• DATA FOR PROCESSING
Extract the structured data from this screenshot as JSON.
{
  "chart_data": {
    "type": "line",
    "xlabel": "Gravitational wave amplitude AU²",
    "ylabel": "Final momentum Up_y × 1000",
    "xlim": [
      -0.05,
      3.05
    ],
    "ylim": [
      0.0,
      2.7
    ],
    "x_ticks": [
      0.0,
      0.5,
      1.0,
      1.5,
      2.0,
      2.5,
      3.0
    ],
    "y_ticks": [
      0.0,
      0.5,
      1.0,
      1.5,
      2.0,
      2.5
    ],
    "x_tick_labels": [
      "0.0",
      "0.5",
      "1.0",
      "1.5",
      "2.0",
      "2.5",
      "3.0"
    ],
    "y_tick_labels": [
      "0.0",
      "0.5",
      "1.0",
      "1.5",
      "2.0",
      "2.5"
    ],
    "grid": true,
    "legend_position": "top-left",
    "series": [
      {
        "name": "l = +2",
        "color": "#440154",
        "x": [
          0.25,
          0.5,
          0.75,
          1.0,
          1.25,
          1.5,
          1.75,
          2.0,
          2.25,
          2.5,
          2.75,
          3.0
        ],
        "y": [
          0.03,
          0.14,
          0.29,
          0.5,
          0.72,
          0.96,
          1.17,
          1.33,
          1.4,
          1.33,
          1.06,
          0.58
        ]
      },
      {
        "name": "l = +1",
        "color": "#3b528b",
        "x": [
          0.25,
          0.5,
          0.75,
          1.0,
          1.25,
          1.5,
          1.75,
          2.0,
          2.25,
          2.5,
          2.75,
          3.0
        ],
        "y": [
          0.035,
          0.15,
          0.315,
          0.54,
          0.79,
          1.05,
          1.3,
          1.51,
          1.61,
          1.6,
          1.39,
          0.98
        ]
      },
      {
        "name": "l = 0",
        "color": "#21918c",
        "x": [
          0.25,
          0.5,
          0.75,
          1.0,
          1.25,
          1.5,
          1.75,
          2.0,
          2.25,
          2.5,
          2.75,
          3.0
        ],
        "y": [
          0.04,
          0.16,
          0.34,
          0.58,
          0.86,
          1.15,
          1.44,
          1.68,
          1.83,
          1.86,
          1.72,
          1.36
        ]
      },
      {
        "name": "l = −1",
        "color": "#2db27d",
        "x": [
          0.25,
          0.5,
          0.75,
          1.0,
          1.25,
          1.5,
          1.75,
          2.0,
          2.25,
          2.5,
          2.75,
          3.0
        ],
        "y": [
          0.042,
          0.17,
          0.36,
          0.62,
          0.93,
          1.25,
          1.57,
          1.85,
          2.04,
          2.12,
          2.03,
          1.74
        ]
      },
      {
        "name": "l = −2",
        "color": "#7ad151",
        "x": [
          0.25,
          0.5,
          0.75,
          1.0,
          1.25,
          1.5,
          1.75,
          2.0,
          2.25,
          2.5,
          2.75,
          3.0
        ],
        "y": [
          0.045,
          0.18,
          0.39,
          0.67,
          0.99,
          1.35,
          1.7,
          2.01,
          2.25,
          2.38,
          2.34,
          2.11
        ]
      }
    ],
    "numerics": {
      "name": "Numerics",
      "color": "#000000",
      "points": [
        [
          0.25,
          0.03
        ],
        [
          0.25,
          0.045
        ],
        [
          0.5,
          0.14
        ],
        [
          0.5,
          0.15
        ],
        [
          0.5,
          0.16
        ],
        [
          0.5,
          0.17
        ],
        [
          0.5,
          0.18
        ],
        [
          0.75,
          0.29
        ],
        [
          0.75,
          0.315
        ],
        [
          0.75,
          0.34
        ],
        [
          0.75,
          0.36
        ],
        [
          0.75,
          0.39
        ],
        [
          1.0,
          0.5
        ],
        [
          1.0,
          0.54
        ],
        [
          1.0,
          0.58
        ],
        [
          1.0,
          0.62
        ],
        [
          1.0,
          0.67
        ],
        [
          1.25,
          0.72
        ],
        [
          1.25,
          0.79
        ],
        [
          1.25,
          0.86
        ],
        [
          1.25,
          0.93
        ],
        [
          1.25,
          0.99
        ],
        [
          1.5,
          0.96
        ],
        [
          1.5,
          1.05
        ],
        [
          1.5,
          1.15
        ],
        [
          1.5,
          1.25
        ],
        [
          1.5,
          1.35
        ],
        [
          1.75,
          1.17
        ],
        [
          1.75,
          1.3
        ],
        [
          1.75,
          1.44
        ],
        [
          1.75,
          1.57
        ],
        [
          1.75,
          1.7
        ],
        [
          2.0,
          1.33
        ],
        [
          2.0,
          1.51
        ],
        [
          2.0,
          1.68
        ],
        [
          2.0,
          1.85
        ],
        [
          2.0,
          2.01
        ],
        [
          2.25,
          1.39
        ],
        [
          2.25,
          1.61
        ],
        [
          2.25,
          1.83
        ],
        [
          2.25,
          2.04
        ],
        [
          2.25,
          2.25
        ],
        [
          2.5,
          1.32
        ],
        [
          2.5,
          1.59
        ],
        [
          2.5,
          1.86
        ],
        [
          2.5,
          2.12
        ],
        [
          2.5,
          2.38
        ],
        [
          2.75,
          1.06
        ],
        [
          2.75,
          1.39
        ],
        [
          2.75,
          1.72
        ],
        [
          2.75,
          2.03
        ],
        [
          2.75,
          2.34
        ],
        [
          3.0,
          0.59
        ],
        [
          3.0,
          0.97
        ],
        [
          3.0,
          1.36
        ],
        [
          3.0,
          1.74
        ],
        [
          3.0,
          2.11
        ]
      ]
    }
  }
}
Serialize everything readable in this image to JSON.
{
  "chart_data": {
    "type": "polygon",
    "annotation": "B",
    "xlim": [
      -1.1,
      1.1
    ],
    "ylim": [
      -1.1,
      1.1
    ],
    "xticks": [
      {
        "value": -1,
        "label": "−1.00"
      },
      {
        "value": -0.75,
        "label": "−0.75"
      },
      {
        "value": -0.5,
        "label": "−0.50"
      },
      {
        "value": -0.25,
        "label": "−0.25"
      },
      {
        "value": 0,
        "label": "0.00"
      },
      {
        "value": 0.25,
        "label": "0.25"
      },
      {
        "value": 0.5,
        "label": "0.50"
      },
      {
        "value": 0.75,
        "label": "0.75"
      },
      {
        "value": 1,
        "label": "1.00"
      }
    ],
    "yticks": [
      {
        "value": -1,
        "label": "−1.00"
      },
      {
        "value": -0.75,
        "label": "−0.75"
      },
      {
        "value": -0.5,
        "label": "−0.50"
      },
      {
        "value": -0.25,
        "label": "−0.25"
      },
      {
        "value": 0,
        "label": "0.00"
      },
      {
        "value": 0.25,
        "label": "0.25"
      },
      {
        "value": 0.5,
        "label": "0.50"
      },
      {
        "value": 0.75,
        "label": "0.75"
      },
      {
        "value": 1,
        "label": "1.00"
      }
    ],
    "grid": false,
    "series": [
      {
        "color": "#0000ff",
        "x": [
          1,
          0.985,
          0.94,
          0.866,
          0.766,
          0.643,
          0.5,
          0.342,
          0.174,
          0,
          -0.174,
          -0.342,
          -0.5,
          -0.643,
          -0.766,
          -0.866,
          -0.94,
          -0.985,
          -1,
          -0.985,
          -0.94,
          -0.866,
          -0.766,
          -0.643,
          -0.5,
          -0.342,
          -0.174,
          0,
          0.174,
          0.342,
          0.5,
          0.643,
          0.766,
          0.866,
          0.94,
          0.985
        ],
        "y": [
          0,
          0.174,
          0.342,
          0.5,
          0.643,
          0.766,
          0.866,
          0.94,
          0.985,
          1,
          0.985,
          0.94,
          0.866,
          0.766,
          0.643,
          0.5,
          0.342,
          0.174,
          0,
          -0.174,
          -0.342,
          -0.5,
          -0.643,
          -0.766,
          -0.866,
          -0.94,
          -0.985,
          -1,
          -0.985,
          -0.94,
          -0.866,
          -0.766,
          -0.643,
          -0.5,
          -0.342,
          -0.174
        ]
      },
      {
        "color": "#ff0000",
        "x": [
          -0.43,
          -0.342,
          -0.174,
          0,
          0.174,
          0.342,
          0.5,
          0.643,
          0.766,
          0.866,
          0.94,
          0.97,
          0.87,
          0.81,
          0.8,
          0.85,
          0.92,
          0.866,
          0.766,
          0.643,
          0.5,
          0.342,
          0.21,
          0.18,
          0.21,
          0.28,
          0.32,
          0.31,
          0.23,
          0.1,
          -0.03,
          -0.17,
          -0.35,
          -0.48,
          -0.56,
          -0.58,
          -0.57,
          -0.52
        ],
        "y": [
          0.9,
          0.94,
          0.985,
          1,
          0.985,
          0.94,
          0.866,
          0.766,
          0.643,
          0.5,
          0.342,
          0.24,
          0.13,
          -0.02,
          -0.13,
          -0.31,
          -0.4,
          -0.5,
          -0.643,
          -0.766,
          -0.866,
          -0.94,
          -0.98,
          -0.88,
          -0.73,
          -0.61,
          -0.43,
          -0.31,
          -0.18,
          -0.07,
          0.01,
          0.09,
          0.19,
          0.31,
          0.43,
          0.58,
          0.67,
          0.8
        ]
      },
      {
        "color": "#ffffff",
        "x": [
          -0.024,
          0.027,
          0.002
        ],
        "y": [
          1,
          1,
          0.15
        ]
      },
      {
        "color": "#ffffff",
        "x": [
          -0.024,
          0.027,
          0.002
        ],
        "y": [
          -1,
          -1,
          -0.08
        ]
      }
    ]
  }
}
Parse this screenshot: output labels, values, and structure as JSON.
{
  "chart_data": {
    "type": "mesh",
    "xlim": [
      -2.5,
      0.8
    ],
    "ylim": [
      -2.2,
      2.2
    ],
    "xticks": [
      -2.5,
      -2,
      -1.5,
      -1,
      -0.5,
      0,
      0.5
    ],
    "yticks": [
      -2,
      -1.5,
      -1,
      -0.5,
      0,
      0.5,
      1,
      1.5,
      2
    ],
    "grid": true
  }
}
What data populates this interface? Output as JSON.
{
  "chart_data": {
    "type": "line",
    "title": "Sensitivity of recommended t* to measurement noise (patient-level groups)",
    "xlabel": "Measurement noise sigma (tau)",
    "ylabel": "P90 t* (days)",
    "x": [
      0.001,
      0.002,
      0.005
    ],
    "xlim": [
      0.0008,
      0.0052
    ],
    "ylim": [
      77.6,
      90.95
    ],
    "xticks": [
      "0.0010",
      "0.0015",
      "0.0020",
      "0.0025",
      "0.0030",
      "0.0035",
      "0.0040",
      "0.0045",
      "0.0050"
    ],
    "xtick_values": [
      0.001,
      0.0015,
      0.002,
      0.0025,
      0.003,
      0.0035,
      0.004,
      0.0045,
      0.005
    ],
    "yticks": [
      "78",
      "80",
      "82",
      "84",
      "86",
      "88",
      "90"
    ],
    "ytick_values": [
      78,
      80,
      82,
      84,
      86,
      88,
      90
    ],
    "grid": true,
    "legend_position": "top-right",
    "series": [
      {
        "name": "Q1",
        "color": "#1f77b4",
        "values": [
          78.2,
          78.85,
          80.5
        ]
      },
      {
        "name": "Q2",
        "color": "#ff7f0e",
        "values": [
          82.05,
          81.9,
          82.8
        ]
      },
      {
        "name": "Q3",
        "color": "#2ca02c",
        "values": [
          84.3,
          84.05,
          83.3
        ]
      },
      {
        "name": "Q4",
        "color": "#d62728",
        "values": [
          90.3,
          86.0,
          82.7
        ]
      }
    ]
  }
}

• THE TASK
Collect each line of the entries that has the word "ylabel", copying it in full.

• EXERCISE ANSWER
    "ylabel": "Final momentum Up_y × 1000",
    "ylabel": "P90 t* (days)",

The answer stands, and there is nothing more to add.